- What this task involves -
In how many lines does the string "xlabel" appear? Answer with the number only.

(Chart and figure data)
▼
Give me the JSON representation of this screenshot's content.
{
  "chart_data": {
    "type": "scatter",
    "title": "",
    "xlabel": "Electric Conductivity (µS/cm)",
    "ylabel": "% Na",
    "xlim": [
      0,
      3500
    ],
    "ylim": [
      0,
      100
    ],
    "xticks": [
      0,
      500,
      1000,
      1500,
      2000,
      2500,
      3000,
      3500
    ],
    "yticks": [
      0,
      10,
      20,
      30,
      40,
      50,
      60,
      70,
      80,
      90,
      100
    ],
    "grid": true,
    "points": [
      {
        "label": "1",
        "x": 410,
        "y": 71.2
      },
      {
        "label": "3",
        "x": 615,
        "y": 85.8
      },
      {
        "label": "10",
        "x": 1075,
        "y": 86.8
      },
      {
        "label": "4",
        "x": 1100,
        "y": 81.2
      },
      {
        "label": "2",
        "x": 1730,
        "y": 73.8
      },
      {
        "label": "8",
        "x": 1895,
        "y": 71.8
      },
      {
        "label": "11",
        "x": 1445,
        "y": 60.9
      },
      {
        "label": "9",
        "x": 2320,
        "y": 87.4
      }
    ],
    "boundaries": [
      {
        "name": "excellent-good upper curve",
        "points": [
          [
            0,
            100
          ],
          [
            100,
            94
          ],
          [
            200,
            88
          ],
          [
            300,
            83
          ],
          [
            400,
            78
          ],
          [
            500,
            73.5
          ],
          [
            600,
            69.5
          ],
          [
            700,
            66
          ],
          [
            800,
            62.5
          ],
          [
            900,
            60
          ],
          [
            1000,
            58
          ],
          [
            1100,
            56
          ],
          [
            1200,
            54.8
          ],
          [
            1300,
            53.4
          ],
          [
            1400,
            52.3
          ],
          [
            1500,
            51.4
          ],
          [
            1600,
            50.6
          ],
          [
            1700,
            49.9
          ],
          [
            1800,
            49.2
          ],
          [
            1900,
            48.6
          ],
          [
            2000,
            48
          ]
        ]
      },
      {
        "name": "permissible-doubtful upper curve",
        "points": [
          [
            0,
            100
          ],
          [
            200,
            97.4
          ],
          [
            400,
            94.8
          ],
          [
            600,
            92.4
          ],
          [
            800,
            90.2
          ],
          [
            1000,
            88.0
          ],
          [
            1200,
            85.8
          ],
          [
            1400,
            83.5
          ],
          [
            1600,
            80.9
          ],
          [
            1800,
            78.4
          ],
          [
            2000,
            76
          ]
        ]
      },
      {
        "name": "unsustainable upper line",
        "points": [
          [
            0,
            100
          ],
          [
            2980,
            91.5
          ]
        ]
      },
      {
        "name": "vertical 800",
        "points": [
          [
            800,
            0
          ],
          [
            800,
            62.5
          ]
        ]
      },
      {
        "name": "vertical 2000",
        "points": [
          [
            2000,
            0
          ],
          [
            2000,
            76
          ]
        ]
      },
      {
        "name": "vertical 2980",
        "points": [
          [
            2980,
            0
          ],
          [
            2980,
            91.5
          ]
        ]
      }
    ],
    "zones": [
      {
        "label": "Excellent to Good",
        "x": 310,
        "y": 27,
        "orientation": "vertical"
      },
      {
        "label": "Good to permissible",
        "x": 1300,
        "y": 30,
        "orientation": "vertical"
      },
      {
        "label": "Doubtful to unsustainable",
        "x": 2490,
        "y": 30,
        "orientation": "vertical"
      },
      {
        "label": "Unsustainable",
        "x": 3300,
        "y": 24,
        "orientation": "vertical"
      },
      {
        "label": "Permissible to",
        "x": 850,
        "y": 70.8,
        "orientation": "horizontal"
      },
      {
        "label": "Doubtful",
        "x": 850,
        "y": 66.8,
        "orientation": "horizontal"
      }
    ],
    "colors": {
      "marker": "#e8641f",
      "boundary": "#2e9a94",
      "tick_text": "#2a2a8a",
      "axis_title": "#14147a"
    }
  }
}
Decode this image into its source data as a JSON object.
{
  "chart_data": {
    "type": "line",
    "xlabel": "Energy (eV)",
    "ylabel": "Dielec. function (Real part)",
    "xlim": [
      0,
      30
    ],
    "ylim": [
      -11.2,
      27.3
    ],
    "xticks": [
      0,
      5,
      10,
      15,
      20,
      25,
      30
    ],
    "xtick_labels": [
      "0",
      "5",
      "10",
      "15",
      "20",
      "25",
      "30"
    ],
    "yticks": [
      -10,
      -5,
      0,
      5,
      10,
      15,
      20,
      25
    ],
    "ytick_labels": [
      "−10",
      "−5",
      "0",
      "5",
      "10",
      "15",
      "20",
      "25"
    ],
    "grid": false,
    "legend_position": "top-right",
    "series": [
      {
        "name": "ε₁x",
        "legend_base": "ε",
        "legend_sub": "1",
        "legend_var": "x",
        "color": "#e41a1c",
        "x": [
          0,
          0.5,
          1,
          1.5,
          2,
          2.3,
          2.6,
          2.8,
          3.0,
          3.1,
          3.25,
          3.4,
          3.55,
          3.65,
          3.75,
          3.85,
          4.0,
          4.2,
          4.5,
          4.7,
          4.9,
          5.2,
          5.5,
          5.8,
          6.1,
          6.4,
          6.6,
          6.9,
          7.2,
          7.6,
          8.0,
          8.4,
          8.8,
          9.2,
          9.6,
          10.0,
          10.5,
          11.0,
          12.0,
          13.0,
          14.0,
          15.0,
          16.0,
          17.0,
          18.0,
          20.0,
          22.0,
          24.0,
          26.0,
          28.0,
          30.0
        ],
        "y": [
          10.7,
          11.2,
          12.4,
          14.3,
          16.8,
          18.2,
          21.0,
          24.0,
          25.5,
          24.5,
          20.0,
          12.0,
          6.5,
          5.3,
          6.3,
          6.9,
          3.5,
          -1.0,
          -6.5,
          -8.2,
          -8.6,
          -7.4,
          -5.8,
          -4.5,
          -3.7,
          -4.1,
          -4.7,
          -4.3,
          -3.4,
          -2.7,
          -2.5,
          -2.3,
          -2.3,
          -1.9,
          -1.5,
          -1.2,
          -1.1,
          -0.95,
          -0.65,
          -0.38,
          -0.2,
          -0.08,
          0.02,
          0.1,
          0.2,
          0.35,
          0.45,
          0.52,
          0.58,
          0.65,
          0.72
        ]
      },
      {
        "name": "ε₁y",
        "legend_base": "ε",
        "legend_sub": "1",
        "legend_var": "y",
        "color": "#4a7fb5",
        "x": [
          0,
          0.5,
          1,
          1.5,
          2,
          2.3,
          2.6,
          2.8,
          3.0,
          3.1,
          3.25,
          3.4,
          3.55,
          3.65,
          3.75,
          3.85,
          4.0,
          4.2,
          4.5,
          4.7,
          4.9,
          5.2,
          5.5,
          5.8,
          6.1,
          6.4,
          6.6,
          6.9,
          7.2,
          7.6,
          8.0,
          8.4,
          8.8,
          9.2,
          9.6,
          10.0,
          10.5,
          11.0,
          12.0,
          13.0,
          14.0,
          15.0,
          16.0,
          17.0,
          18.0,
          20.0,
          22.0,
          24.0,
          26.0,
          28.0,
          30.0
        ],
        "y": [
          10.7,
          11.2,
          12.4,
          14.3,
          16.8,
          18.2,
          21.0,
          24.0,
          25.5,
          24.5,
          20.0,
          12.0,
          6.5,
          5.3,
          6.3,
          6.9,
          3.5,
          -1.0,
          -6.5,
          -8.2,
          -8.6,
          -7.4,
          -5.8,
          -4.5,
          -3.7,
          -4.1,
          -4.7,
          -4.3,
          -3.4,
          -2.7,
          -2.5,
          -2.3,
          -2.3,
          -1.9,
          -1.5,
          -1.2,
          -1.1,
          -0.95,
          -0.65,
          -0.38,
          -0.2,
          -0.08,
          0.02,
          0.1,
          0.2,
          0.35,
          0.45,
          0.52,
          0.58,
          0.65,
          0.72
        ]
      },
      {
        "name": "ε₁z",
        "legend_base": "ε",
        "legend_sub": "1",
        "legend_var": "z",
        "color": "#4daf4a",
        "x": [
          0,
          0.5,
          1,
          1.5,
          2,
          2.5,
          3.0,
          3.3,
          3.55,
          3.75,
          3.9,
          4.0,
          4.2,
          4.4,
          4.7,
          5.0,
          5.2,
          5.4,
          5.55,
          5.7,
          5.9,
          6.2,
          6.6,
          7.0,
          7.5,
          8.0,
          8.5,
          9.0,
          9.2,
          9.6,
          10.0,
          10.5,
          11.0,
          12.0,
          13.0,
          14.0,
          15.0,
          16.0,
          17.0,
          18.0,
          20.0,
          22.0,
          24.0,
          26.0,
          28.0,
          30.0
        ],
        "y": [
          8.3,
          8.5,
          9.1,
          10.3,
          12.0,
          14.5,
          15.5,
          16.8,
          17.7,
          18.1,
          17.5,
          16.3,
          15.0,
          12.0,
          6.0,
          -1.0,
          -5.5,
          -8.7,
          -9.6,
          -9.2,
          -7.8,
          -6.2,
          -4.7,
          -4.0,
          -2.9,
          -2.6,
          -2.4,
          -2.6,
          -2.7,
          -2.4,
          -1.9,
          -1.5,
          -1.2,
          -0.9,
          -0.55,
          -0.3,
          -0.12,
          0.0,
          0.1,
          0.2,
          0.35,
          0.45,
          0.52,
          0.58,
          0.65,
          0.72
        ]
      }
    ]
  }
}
▲
- Task response -
2